Provided text:
..........

The receiver can't know where the ciphertext they are being sent actually
originated.... Just strip the signature from the original sender, add back
your own, keep the RSA-OAEP blob which is holding the encryption key as-is,
and then start tampering with the AES-CTR ciphertext. Having found an oracle
(a way to know if decryption succeeded or not) in the attachment download
code, it was just a matter of the hard work of making the bits dance just
right to use the oracle to deduce the key.

In this attack the RSA-OAEP encrypted nonce is left alone. The fix they
propose at the end is to cache this part of the message for a while to not
allow replay. But I don't understand... why not instead derive authentication
and encryption keys from the random 'k' and use it to append a MAC to the AES-
CTR ciphertext, like an IES?

Given RSA-OAEP is "IND-CCA2", it is not vulnerable to chosen cipertext. That
means it's "safe" to touch the RSA and decrypt before authenticating anything.
At that point you then have enough to generate an authentication key to run an
HMAC on the "hot" AES-CTR ciphertext before proceeding any further. I guess
the obvious appeal of just caching the RSA'd 'k' to prevent replay instead of
something like this is that neither the crypto nor even the message format
have to change.

Alternatively, what you see in X25519, is the sender generates an ephemeral
keypair and does ECDH with their private key and the receiver's public key to
get a shared secret. Sender can then use the shared secret to do any standard
authenticated symmetric encryption they want. Receiver will need the sender's
ephemeral public key on their end to ECDH the same shared secret. In this
case, again, as long as the asymmetric crypto is IND-CCA2 the receiver can
safely figure out the shared secret and an authentication key before they have
to touch any hot sauce.

Actually pulling of a working exploit with 2^18 messages while having to
mangle ciphertext and keep gzip happy is really impressive! But at the same
time, encrypt-then-sign with no MAC obviously will fail given an oracle, and
oracles will always exist. So.... why did Apple do it this way, and why not
just fix the underlying crypto and instead hack around with anti-replay?

..........

Written tasks:
(a) In the forum comment on the encryption attack, how many messages did the working exploit require?
(b) Translate this sentence from the forum comment on the encryption attack into Spanish: "In this attack the RSA-OAEP encrypted nonce is left alone."
(c) Retype the stretch of the forum comment on the encryption attack from "At that point" through "any hot sauce.".

..........

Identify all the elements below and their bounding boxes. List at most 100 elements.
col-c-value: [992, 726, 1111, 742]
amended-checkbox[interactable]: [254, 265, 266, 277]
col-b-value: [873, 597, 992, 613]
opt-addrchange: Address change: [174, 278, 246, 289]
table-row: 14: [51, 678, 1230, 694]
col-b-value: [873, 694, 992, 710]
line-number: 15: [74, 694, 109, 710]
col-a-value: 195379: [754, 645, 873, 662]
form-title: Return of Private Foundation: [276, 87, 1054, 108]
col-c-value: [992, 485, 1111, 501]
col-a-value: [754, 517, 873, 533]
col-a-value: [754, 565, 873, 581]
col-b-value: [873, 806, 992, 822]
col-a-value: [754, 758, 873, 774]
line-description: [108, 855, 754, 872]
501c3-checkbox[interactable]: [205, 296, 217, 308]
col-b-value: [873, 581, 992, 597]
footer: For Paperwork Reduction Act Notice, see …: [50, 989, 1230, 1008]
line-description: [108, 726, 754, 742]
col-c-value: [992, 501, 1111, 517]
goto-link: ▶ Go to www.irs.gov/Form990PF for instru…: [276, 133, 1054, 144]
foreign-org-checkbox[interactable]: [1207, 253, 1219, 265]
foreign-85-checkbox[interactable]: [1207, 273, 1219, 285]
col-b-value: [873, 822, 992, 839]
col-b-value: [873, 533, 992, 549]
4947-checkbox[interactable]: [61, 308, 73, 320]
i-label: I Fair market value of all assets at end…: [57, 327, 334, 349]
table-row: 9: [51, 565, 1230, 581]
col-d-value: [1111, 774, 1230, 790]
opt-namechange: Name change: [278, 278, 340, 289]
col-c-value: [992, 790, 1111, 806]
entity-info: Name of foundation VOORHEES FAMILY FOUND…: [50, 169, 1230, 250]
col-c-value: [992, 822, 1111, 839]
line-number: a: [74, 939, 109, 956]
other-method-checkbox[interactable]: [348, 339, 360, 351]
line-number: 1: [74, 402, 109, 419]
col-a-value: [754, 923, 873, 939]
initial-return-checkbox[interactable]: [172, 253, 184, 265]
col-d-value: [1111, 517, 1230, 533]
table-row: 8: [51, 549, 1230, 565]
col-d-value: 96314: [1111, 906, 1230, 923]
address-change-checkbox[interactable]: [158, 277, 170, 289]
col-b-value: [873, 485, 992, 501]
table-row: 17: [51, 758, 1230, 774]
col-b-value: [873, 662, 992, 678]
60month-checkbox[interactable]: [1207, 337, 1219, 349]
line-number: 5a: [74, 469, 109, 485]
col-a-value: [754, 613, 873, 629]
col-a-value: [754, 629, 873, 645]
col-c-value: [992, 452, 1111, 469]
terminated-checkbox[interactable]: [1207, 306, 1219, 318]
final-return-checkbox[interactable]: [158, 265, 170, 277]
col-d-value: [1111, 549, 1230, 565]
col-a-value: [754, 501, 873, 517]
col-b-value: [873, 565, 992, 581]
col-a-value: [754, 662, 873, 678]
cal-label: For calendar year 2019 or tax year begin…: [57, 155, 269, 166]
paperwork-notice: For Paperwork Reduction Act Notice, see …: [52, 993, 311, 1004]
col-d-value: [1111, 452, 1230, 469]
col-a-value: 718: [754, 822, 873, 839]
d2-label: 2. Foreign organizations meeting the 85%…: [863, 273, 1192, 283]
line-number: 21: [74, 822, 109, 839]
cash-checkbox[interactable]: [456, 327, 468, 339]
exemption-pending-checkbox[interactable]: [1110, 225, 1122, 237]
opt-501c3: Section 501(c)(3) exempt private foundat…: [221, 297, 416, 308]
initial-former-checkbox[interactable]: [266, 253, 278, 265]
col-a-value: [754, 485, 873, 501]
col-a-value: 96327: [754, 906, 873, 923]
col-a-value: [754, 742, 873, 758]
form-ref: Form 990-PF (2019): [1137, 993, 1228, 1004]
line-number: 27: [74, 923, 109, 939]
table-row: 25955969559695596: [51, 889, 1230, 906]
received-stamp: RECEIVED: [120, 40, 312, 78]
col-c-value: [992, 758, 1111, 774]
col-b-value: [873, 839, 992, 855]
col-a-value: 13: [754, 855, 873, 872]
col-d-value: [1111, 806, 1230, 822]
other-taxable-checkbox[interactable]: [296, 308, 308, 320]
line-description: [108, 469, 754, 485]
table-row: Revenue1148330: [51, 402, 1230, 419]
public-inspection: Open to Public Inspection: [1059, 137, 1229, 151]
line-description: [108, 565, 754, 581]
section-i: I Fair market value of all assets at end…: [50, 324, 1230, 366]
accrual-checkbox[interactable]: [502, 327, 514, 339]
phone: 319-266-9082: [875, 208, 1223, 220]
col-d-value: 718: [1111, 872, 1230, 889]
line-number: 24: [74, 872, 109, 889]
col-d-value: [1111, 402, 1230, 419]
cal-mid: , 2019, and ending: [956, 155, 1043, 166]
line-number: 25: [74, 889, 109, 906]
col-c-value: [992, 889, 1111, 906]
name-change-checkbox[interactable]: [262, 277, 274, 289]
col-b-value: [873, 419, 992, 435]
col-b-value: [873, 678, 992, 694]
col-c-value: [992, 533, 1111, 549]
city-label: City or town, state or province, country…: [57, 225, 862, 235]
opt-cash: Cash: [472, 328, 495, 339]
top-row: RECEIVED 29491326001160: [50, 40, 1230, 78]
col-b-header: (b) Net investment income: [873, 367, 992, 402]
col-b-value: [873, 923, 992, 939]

..........

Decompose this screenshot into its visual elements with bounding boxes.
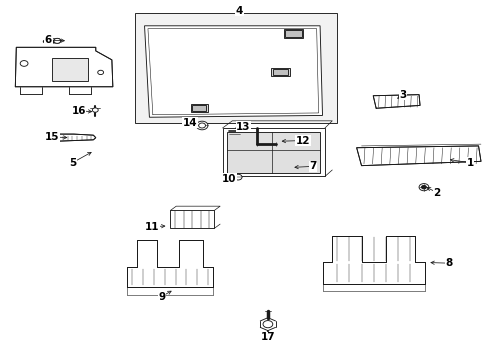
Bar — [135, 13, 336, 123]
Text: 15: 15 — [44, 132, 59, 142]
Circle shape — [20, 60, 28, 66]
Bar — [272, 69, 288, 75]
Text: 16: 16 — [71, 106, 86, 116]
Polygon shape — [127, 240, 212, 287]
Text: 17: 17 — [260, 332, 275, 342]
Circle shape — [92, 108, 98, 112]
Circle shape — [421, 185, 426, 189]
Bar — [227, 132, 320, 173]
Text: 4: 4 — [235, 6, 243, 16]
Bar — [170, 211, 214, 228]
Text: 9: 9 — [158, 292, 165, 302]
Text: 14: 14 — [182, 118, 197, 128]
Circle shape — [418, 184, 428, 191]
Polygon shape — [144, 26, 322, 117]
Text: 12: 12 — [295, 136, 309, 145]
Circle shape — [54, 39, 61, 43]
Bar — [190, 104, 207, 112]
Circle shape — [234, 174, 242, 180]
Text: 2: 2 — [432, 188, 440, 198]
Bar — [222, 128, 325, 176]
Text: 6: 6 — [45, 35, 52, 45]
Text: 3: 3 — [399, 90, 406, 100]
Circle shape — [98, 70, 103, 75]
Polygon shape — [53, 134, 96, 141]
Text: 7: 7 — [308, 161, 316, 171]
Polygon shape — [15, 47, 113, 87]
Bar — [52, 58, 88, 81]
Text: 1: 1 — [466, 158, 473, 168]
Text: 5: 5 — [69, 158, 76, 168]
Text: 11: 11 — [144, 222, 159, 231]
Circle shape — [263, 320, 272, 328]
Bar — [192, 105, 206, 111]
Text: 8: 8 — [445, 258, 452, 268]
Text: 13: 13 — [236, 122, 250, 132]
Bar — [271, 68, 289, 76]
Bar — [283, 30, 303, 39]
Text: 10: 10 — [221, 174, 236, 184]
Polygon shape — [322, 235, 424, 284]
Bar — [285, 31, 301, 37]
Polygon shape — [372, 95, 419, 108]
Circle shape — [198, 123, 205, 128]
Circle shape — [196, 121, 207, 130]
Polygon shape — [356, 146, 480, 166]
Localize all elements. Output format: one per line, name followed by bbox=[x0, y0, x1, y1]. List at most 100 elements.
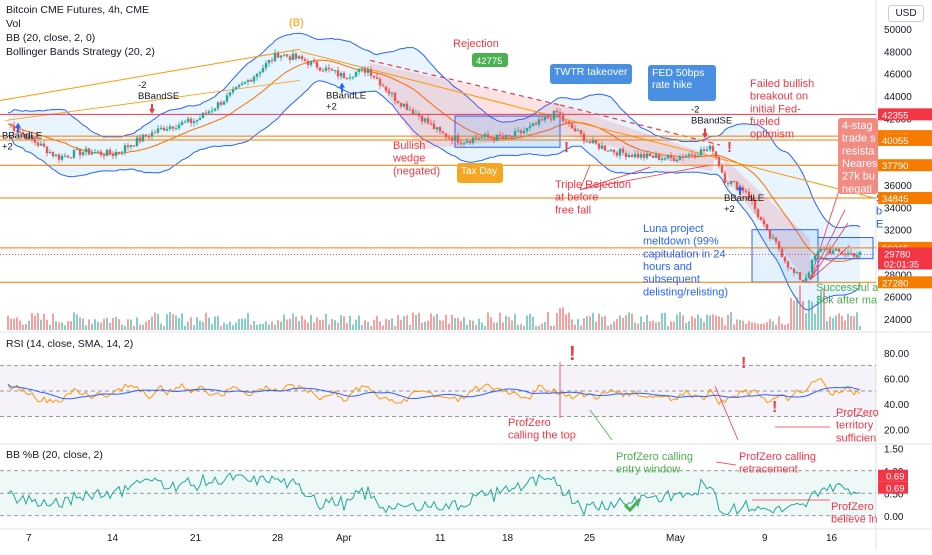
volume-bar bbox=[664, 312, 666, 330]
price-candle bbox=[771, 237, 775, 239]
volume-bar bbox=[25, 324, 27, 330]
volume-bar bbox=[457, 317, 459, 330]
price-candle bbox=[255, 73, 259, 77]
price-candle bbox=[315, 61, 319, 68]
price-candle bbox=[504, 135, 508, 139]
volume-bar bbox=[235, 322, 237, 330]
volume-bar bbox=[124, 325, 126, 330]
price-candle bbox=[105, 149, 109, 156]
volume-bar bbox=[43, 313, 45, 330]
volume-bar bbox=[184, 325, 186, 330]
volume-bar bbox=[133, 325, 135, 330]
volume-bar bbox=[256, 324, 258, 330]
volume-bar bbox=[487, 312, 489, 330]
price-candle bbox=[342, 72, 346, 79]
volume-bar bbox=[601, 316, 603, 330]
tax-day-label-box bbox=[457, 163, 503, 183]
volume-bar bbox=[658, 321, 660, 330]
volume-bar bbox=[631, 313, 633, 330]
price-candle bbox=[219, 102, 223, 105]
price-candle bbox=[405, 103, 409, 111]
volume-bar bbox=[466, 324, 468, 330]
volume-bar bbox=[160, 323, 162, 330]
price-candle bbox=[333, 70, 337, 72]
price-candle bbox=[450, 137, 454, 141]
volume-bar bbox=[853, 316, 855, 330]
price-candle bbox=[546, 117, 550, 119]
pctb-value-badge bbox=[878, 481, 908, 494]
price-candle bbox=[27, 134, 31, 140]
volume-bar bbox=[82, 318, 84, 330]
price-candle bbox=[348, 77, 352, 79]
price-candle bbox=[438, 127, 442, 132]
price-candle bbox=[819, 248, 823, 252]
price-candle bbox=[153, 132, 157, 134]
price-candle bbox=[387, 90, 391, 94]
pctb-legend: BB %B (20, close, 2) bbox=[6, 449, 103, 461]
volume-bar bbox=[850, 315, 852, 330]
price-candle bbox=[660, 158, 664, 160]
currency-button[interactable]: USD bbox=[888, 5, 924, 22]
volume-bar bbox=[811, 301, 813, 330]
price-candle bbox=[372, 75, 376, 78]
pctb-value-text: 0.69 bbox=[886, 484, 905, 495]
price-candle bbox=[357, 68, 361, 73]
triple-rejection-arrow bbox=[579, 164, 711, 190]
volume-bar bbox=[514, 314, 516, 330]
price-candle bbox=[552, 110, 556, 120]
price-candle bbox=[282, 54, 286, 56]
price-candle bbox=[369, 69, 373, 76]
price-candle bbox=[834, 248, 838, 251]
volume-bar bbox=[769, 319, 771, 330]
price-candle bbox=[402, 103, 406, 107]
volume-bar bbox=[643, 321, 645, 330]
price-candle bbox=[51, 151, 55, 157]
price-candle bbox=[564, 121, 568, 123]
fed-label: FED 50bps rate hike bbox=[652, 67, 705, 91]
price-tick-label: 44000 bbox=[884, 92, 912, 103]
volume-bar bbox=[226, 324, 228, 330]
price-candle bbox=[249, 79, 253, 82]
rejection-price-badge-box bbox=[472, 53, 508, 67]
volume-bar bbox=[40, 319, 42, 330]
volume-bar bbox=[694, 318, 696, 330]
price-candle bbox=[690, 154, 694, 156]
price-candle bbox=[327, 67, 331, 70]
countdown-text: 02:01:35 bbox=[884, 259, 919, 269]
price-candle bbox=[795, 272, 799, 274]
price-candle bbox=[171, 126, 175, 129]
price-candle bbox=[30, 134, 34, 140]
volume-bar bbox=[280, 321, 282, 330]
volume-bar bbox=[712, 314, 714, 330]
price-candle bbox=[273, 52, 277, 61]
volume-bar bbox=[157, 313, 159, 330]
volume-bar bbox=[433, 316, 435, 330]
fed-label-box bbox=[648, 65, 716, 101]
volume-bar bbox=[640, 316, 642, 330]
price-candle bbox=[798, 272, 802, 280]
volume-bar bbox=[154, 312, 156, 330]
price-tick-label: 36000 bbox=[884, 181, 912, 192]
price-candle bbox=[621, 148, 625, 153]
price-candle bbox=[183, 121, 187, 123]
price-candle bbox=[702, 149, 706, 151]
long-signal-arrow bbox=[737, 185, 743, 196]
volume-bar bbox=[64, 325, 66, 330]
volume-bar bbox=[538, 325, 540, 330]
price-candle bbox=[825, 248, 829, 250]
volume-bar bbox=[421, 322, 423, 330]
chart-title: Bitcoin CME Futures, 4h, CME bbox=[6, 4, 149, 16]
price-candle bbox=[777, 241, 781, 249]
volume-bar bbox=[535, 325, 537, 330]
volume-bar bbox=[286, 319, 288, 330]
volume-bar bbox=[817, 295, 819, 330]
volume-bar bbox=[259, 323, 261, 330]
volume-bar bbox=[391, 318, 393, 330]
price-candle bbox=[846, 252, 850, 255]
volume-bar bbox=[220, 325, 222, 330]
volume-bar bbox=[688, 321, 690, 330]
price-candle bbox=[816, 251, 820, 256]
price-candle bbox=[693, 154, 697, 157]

..........

Worked answers:
(a) 2^18 messages.

(b) En este ataque, el nonce cifrado con RSA-OAEP se deja intacto.

(c)
At that point you then have enough to generate an authentication key to run an
HMAC on the "hot" AES-CTR ciphertext before proceeding any further. I guess
the obvious appeal of just caching the RSA'd 'k' to prevent replay instead of
something like this is that neither the crypto nor even the message format
have to change.

Alternatively, what you see in X25519, is the sender generates an ephemeral
keypair and does ECDH with their private key and the receiver's public key to
get a shared secret. Sender can then use the shared secret to do any standard
authenticated symmetric encryption they want. Receiver will need the sender's
ephemeral public key on their end to ECDH the same shared secret. In this
case, again, as long as the asymmetric crypto is IND-CCA2 the receiver can
safely figure out the shared secret and an authentication key before they have
to touch any hot sauce.